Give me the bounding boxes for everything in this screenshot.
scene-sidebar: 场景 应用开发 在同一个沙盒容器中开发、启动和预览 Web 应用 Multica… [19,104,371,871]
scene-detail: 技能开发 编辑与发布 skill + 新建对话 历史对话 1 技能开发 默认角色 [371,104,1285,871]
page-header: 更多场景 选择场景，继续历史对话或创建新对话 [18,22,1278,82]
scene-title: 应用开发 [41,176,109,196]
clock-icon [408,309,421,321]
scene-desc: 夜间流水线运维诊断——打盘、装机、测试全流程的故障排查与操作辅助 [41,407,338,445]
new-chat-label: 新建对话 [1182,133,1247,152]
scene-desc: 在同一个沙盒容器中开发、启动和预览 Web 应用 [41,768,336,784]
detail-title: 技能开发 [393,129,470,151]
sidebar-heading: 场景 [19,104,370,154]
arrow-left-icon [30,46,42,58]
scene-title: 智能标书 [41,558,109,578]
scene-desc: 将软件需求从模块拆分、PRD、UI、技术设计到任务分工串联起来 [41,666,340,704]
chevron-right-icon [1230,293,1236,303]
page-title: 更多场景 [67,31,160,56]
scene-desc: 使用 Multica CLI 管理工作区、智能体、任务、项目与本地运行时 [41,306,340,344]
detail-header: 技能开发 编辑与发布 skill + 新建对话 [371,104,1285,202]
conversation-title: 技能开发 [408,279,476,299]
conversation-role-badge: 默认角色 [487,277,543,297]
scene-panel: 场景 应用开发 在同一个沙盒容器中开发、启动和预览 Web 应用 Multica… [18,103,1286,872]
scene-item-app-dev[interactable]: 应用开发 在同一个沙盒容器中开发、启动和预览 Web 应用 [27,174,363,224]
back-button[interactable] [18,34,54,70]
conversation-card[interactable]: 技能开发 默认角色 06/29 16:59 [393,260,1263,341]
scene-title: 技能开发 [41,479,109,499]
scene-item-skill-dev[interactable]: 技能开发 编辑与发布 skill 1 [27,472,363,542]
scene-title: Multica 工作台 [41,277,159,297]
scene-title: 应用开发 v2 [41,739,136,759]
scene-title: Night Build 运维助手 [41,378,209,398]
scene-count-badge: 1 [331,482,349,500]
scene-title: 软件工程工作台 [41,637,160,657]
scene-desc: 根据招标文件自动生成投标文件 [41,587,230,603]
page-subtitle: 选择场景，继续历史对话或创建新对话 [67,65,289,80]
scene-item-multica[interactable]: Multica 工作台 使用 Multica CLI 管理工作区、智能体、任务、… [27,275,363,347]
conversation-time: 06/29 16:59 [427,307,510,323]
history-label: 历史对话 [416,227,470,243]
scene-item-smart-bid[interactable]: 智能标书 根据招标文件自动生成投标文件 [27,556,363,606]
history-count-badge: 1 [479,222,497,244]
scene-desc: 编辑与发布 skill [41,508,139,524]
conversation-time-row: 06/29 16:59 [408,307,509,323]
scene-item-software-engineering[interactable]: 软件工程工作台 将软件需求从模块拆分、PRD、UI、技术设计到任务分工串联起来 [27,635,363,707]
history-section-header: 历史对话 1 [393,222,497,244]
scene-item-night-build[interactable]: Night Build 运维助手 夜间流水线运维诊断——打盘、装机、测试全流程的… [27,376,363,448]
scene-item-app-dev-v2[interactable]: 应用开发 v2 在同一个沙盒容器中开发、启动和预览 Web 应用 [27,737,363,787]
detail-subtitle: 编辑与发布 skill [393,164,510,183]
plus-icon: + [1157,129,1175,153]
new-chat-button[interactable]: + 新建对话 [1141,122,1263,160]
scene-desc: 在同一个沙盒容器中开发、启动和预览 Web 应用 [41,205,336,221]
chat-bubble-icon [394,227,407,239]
· · · ·
WHAT IS NEEDED: Reproduce every line of the listing above without any changes.

SOLUTION:
Give me the bounding boxes for everything in this screenshot.
scene-sidebar: 场景 应用开发 在同一个沙盒容器中开发、启动和预览 Web 应用 Multica… [19,104,371,871]
scene-detail: 技能开发 编辑与发布 skill + 新建对话 历史对话 1 技能开发 默认角色 [371,104,1285,871]
page-header: 更多场景 选择场景，继续历史对话或创建新对话 [18,22,1278,82]
scene-title: 应用开发 [41,176,109,196]
clock-icon [408,309,421,321]
scene-desc: 夜间流水线运维诊断——打盘、装机、测试全流程的故障排查与操作辅助 [41,407,338,445]
new-chat-label: 新建对话 [1182,133,1247,152]
scene-desc: 在同一个沙盒容器中开发、启动和预览 Web 应用 [41,768,336,784]
detail-title: 技能开发 [393,129,470,151]
sidebar-heading: 场景 [19,104,370,154]
arrow-left-icon [30,46,42,58]
scene-title: 智能标书 [41,558,109,578]
scene-desc: 将软件需求从模块拆分、PRD、UI、技术设计到任务分工串联起来 [41,666,340,704]
chevron-right-icon [1230,293,1236,303]
page-title: 更多场景 [67,31,160,56]
scene-desc: 使用 Multica CLI 管理工作区、智能体、任务、项目与本地运行时 [41,306,340,344]
detail-header: 技能开发 编辑与发布 skill + 新建对话 [371,104,1285,202]
conversation-title: 技能开发 [408,279,476,299]
conversation-role-badge: 默认角色 [487,277,543,297]
scene-panel: 场景 应用开发 在同一个沙盒容器中开发、启动和预览 Web 应用 Multica… [18,103,1286,872]
scene-item-app-dev[interactable]: 应用开发 在同一个沙盒容器中开发、启动和预览 Web 应用 [27,174,363,224]
back-button[interactable] [18,34,54,70]
conversation-card[interactable]: 技能开发 默认角色 06/29 16:59 [393,260,1263,341]
scene-title: 技能开发 [41,479,109,499]
scene-item-skill-dev[interactable]: 技能开发 编辑与发布 skill 1 [27,472,363,542]
scene-title: Multica 工作台 [41,277,159,297]
scene-title: 应用开发 v2 [41,739,136,759]
scene-title: Night Build 运维助手 [41,378,209,398]
scene-count-badge: 1 [331,482,349,500]
scene-title: 软件工程工作台 [41,637,160,657]
scene-desc: 根据招标文件自动生成投标文件 [41,587,230,603]
page-subtitle: 选择场景，继续历史对话或创建新对话 [67,65,289,80]
scene-item-multica[interactable]: Multica 工作台 使用 Multica CLI 管理工作区、智能体、任务、… [27,275,363,347]
conversation-time: 06/29 16:59 [427,307,510,323]
history-label: 历史对话 [416,227,470,243]
scene-item-smart-bid[interactable]: 智能标书 根据招标文件自动生成投标文件 [27,556,363,606]
history-count-badge: 1 [479,222,497,244]
scene-desc: 编辑与发布 skill [41,508,139,524]
conversation-time-row: 06/29 16:59 [408,307,509,323]
scene-item-software-engineering[interactable]: 软件工程工作台 将软件需求从模块拆分、PRD、UI、技术设计到任务分工串联起来 [27,635,363,707]
history-section-header: 历史对话 1 [393,222,497,244]
scene-item-night-build[interactable]: Night Build 运维助手 夜间流水线运维诊断——打盘、装机、测试全流程的… [27,376,363,448]
scene-item-app-dev-v2[interactable]: 应用开发 v2 在同一个沙盒容器中开发、启动和预览 Web 应用 [27,737,363,787]
detail-subtitle: 编辑与发布 skill [393,164,510,183]
plus-icon: + [1157,129,1175,153]
new-chat-button[interactable]: + 新建对话 [1141,122,1263,160]
scene-desc: 在同一个沙盒容器中开发、启动和预览 Web 应用 [41,205,336,221]
chat-bubble-icon [394,227,407,239]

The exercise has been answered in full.